[start of Material provided]

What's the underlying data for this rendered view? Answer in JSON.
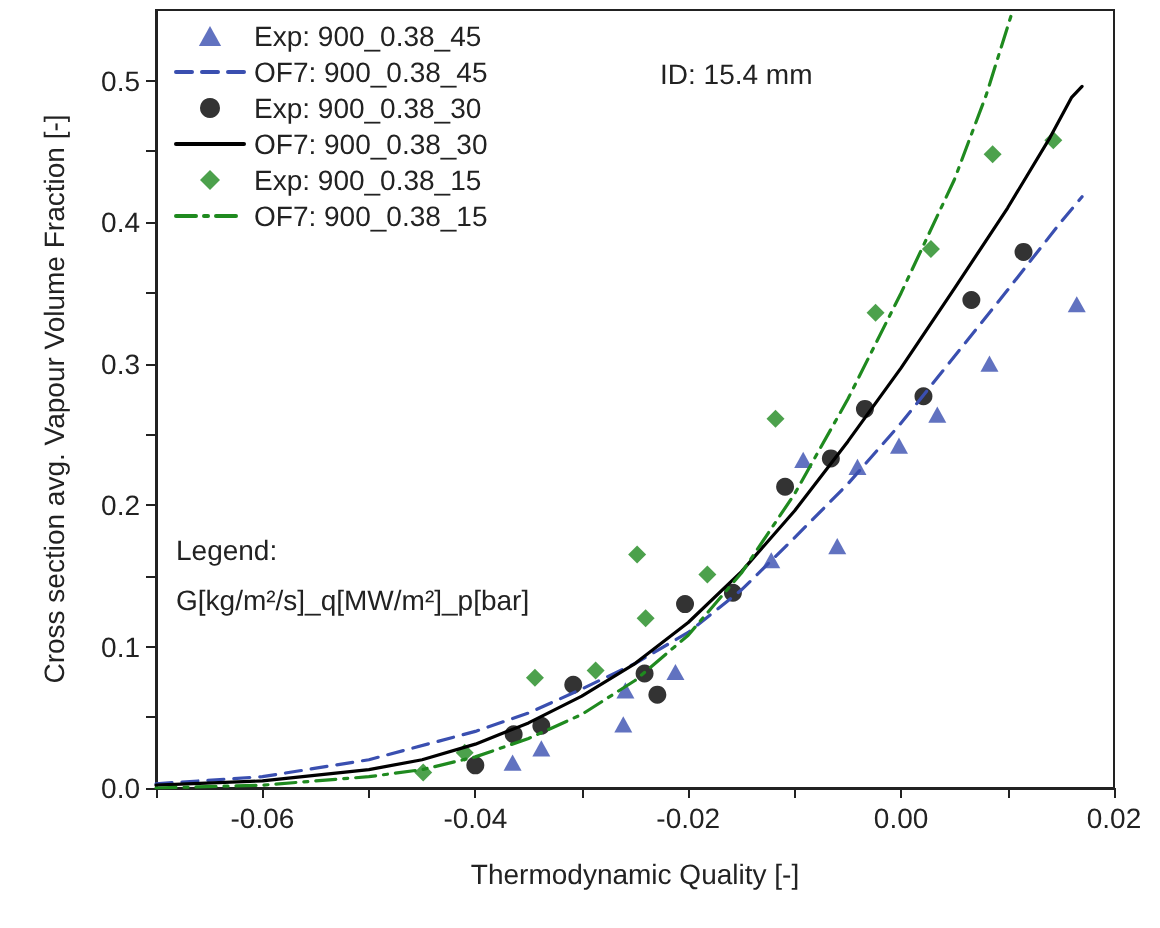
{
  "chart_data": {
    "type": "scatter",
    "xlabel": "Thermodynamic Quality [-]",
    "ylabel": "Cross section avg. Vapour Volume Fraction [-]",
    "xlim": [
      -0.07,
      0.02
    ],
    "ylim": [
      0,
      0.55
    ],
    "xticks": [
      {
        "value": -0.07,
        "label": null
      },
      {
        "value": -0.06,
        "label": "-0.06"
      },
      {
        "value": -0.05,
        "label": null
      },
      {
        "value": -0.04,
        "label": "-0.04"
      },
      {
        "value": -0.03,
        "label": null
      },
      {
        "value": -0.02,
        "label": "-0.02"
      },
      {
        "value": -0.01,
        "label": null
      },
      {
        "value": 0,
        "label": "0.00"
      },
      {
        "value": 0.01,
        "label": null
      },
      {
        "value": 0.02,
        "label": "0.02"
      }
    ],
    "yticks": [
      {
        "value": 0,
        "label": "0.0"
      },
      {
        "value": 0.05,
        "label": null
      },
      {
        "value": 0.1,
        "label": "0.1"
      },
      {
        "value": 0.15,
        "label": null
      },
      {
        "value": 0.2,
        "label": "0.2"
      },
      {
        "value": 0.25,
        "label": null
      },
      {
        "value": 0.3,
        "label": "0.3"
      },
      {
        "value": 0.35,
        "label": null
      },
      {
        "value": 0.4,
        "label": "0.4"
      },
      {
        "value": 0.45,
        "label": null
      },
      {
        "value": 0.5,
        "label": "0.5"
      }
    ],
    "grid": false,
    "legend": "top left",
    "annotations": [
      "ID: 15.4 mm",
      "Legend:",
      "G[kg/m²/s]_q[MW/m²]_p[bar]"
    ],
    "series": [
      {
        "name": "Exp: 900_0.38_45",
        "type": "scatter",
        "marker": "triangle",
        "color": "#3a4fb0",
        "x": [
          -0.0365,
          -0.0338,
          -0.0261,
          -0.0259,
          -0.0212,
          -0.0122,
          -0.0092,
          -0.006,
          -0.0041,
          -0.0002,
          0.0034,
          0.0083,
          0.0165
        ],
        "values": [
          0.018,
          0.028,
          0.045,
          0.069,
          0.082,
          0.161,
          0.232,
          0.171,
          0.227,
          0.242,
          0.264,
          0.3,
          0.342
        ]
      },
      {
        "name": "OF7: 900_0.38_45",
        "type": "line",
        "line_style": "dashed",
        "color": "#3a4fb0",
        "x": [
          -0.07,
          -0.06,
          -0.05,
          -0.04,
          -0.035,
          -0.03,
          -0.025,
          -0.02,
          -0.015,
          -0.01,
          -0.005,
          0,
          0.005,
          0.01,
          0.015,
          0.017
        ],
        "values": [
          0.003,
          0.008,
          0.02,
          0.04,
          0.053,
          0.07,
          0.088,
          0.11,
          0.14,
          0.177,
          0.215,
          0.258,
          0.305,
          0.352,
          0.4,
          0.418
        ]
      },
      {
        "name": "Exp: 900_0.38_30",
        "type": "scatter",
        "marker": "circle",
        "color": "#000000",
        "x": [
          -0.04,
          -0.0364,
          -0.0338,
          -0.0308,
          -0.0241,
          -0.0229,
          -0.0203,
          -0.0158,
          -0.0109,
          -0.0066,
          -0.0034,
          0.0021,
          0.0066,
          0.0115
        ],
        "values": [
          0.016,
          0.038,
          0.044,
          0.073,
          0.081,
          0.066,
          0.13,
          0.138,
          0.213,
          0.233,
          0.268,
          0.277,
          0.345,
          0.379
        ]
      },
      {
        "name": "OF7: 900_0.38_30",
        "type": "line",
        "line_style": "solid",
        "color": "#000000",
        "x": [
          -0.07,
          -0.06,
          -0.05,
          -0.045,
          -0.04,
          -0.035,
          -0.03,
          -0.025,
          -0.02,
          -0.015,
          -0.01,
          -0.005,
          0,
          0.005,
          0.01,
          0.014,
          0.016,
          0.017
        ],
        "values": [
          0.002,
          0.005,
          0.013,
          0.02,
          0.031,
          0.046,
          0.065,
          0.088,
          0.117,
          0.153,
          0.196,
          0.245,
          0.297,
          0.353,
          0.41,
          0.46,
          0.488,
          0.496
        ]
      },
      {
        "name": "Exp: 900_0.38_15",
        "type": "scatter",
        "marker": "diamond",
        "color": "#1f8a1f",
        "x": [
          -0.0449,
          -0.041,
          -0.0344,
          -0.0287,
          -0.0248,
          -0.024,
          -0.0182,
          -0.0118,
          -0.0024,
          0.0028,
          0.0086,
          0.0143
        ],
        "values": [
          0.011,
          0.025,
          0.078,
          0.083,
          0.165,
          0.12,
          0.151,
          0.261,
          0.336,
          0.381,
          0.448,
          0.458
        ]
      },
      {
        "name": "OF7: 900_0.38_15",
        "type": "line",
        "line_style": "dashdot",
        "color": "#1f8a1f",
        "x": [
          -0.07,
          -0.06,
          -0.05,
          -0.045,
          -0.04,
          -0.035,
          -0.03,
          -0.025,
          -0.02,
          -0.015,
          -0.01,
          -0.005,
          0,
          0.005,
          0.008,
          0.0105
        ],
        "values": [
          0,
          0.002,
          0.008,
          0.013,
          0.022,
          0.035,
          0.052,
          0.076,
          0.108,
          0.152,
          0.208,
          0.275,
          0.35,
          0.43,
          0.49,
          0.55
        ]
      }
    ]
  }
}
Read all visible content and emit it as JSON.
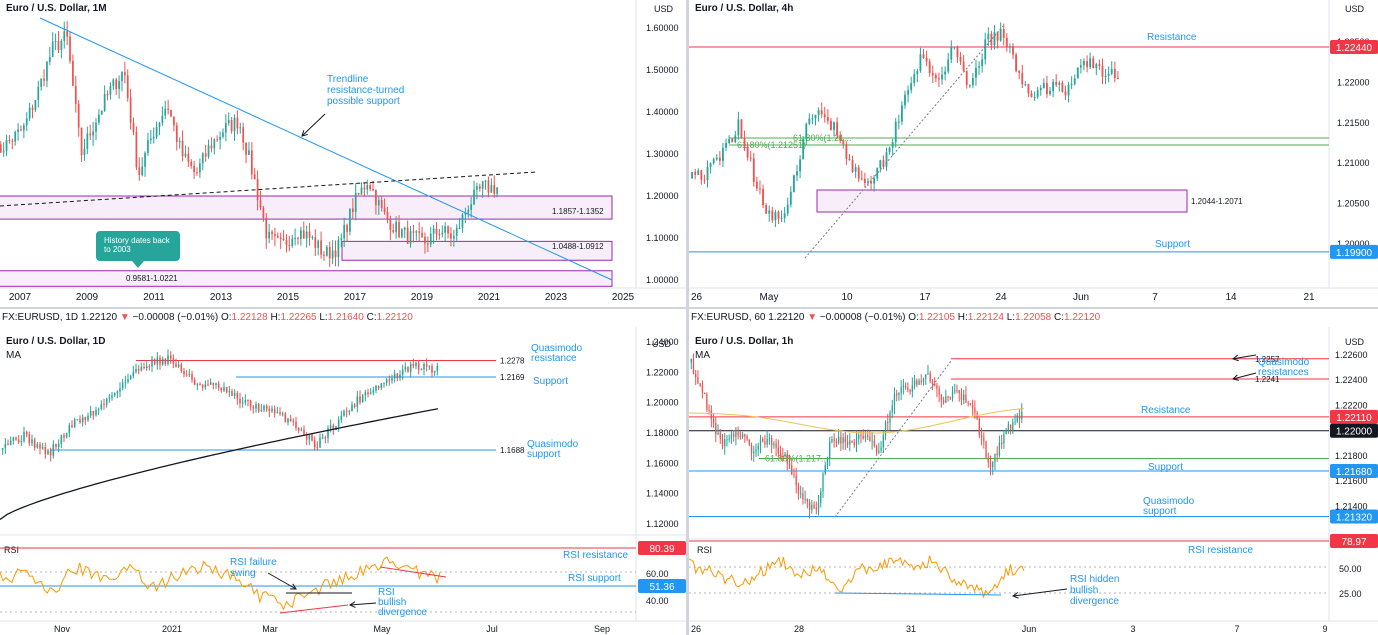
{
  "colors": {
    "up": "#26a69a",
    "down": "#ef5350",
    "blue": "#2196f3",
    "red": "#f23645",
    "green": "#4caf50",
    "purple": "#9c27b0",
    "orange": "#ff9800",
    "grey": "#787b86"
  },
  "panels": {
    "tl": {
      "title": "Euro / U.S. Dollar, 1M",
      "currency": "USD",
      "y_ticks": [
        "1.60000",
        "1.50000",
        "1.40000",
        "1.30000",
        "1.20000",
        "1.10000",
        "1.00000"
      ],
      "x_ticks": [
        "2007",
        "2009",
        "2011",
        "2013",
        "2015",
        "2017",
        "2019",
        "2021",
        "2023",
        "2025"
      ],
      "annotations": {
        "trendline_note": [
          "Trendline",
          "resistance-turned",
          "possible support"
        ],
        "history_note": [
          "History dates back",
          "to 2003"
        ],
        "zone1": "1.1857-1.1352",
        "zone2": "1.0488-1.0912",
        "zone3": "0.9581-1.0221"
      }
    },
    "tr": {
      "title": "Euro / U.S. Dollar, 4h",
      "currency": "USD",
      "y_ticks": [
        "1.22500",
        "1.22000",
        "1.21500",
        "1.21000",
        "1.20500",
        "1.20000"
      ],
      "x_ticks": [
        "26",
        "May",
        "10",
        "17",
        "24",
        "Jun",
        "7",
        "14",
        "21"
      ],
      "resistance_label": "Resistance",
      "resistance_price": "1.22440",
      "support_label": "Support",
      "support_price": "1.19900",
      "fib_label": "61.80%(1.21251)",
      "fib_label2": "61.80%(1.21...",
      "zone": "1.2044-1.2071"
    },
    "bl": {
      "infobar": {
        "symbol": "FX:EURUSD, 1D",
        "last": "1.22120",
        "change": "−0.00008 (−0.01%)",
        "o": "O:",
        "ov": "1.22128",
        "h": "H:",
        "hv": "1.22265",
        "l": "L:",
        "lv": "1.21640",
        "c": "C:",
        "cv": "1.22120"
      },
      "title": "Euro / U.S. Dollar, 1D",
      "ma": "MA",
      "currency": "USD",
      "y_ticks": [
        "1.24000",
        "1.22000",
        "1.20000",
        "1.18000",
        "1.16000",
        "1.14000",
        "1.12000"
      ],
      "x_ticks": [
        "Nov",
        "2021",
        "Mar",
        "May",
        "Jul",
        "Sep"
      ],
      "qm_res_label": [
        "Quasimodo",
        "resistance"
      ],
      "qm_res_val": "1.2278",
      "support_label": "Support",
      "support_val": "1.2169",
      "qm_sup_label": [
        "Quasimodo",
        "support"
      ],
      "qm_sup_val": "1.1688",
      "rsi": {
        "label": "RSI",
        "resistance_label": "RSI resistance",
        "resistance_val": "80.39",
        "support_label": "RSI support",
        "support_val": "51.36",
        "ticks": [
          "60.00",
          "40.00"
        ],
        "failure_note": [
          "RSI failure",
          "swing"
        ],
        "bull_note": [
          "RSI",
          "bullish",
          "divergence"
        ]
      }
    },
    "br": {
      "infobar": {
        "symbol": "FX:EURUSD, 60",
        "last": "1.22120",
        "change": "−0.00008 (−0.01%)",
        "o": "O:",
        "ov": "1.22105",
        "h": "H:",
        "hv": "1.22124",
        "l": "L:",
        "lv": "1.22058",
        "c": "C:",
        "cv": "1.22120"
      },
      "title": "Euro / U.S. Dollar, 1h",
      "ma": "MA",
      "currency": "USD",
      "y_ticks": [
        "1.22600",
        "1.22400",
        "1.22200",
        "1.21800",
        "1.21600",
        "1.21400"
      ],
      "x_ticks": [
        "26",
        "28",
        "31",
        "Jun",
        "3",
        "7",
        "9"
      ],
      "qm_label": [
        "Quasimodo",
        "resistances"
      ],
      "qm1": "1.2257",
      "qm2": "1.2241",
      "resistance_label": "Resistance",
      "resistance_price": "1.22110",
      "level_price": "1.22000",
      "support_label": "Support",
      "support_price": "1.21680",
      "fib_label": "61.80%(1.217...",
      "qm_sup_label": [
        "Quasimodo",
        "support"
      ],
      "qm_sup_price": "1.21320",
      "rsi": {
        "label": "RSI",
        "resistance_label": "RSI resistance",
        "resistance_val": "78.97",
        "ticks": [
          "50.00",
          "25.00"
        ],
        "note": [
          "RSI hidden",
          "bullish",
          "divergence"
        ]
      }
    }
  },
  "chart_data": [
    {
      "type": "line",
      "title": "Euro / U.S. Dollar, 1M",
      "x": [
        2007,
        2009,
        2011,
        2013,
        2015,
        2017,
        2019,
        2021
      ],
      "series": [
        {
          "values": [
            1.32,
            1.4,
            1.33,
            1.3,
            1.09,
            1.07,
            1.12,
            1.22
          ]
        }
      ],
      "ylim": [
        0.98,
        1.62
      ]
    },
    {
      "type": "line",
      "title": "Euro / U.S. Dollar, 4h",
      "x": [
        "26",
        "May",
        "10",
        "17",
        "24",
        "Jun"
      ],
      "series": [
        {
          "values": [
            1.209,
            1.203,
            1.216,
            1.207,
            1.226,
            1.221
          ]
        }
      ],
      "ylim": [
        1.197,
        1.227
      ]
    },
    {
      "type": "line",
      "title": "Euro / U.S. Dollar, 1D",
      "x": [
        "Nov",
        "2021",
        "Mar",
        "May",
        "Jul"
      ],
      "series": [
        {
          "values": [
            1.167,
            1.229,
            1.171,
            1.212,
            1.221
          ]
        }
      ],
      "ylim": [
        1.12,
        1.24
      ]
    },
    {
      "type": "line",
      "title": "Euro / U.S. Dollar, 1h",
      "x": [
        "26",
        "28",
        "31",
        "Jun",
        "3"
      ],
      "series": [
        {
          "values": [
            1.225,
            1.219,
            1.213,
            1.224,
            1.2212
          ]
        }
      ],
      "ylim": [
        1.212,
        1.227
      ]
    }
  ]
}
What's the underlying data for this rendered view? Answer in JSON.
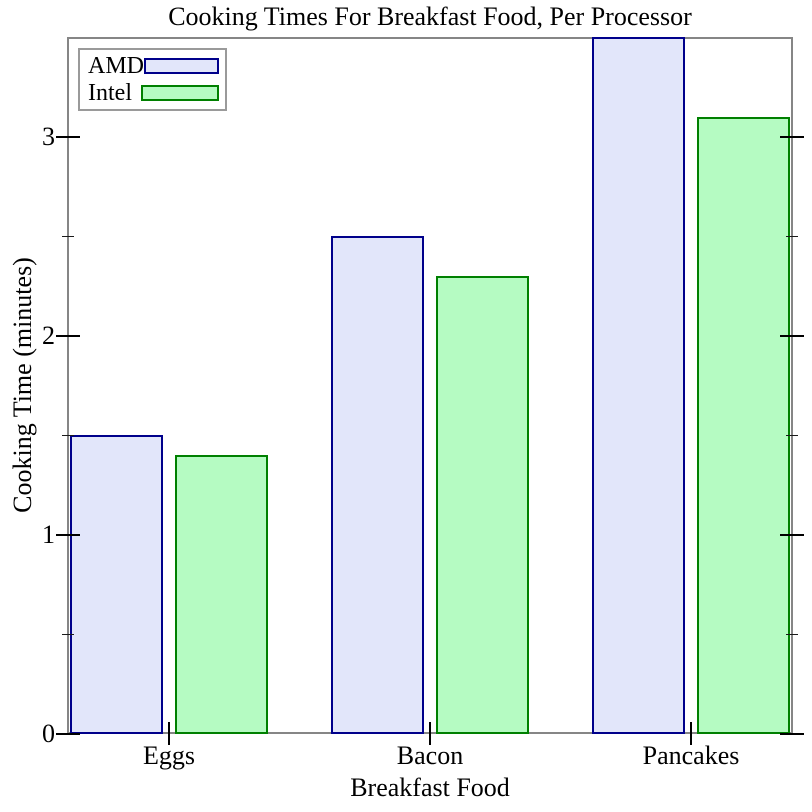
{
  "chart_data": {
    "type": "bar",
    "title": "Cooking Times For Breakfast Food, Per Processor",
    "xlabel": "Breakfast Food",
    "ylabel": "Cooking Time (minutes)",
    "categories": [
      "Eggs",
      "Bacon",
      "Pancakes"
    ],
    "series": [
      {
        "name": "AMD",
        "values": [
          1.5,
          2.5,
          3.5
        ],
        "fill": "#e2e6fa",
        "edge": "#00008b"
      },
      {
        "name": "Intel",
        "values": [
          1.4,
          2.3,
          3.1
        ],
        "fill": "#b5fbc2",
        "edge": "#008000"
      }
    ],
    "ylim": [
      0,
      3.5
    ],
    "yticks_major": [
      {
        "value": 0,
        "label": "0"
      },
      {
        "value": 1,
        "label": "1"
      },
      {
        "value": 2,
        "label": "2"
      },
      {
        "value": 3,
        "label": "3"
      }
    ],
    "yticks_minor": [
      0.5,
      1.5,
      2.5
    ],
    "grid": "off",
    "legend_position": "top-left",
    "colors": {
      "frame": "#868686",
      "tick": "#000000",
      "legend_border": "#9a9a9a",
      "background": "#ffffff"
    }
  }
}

[end of Material provided]

= Work instructions =
Copy every line of the listing containing the string "left".

= Solved exercise =
    "legend": "top left",
    "legend_position": "top-left",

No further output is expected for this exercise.